SET PROBLEM -
Only the number is wanted: how many lines contain "Best"?

[Stored entries]
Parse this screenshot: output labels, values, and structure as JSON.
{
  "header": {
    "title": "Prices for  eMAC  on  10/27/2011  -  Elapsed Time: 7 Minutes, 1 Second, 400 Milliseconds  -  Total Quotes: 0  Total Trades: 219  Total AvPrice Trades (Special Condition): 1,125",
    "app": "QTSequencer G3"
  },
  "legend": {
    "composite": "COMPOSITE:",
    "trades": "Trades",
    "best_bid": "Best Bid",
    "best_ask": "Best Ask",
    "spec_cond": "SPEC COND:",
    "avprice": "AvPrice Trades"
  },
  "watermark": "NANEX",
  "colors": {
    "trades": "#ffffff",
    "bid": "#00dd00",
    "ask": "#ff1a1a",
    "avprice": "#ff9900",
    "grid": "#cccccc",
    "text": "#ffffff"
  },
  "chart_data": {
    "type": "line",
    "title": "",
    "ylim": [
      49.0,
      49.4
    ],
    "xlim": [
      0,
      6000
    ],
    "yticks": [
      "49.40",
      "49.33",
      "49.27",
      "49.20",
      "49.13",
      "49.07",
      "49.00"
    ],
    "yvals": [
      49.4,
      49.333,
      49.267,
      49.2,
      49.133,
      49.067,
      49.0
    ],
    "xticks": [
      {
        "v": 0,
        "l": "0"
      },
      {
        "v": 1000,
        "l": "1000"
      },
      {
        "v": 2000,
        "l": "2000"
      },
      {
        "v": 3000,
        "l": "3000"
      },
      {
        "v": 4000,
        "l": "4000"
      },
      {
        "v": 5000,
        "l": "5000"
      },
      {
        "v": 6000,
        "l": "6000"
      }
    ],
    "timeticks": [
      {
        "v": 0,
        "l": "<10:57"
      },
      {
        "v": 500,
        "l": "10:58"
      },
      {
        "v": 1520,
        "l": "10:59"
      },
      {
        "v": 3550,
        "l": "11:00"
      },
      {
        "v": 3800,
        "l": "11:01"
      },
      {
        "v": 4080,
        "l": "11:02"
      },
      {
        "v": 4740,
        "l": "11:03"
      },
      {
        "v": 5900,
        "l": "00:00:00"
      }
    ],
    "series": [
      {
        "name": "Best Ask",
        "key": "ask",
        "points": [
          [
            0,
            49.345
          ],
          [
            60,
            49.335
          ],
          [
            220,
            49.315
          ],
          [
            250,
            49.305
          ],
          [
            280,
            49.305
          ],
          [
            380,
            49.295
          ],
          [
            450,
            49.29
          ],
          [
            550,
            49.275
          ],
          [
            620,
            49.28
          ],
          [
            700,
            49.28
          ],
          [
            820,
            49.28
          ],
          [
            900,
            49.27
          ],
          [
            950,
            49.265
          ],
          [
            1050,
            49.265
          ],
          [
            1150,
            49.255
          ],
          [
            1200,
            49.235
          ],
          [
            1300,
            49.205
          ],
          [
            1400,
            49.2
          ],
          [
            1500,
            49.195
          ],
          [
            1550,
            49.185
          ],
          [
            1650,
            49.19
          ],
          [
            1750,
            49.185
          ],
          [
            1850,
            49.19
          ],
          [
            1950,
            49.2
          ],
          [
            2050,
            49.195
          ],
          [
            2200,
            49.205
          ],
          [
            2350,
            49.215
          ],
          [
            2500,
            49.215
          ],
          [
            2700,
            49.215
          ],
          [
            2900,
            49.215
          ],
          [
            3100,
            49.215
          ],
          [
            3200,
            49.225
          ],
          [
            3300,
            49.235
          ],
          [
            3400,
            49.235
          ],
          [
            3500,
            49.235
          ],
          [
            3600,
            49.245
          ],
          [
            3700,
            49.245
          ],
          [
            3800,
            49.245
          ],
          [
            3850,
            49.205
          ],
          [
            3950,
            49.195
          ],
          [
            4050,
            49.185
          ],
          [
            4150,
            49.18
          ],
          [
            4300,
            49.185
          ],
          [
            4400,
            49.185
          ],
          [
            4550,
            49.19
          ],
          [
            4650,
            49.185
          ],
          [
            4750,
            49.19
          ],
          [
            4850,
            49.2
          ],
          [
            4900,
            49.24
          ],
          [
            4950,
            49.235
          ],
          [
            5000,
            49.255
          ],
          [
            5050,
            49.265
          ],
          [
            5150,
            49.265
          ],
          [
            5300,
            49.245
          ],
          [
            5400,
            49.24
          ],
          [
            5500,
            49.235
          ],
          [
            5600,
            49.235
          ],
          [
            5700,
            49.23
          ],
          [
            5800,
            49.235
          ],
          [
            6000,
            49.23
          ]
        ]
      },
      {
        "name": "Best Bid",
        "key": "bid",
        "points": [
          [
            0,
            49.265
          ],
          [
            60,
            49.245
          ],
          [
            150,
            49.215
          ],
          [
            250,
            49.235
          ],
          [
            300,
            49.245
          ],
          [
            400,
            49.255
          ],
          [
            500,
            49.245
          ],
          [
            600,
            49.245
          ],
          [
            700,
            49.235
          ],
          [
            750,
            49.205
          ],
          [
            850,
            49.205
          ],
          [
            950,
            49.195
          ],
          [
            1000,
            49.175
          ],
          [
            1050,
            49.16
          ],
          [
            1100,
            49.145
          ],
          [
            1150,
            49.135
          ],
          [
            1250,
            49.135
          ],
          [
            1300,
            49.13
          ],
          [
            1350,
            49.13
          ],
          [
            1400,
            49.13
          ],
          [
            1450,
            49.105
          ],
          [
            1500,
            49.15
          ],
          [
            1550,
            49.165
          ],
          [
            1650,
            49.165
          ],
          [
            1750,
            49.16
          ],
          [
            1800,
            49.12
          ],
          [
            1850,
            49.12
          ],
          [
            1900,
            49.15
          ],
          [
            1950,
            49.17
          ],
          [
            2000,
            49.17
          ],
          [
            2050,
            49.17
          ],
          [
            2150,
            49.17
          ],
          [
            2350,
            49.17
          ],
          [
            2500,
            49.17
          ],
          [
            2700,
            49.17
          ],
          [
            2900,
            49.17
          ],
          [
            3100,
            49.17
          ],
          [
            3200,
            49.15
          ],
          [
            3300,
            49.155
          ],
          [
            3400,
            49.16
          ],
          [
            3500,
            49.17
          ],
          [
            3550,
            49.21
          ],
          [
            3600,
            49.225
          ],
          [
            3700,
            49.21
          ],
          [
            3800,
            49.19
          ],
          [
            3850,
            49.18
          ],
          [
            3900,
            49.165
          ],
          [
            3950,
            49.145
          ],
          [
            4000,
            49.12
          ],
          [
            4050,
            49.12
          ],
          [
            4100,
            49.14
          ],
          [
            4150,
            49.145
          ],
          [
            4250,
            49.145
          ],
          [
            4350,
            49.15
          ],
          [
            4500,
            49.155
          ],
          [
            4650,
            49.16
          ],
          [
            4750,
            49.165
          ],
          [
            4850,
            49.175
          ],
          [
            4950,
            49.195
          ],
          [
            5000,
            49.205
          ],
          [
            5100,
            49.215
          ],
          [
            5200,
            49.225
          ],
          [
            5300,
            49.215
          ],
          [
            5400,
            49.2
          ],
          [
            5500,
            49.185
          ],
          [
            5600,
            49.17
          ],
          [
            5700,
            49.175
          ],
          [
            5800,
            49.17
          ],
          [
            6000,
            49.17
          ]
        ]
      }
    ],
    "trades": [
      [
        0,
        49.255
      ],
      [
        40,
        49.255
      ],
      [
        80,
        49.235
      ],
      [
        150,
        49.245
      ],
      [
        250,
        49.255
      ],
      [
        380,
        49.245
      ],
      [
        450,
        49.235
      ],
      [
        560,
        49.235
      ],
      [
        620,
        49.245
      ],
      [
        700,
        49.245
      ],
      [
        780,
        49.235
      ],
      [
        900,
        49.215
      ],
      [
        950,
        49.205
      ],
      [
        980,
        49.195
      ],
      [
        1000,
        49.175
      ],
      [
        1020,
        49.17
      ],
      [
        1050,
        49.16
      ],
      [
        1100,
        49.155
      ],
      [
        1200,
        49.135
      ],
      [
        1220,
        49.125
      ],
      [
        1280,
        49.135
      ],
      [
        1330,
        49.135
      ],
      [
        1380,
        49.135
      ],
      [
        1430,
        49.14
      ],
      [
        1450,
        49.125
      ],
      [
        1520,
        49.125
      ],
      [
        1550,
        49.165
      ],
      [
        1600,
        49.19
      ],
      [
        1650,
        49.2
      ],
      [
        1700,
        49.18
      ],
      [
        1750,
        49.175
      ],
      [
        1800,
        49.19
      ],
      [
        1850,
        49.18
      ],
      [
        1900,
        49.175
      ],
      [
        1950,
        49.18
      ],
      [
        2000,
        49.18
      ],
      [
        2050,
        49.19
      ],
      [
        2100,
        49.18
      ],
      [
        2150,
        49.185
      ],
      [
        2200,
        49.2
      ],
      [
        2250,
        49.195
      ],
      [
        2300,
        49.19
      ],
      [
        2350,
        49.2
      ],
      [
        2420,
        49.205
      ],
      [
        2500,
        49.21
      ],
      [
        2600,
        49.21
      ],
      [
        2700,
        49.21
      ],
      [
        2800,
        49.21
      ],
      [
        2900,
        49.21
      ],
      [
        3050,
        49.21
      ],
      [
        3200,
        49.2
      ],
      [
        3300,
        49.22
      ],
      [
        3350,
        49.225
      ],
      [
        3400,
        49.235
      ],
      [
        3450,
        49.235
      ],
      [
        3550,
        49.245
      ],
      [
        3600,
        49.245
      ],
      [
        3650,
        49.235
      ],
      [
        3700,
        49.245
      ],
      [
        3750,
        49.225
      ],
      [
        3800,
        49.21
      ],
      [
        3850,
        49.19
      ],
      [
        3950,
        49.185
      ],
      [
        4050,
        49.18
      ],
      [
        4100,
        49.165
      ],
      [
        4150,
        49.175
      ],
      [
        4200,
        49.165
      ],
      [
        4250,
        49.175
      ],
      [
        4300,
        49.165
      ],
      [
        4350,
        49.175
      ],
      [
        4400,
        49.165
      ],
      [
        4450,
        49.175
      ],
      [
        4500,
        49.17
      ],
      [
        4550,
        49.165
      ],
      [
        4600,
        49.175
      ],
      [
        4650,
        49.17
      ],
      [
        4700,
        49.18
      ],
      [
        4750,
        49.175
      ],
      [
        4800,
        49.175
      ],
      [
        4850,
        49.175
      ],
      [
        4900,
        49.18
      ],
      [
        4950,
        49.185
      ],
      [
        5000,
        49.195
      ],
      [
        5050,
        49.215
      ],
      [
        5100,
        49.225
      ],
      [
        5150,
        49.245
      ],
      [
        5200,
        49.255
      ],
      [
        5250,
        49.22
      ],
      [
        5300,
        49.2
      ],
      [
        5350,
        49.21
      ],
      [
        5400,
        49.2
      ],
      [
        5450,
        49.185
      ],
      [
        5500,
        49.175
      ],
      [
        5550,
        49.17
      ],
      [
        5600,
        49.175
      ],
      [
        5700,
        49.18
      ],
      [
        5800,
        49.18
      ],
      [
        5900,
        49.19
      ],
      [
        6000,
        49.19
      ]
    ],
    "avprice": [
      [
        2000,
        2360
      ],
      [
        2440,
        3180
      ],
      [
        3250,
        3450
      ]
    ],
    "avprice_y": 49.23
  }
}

EXERCISE OUTPUT -
4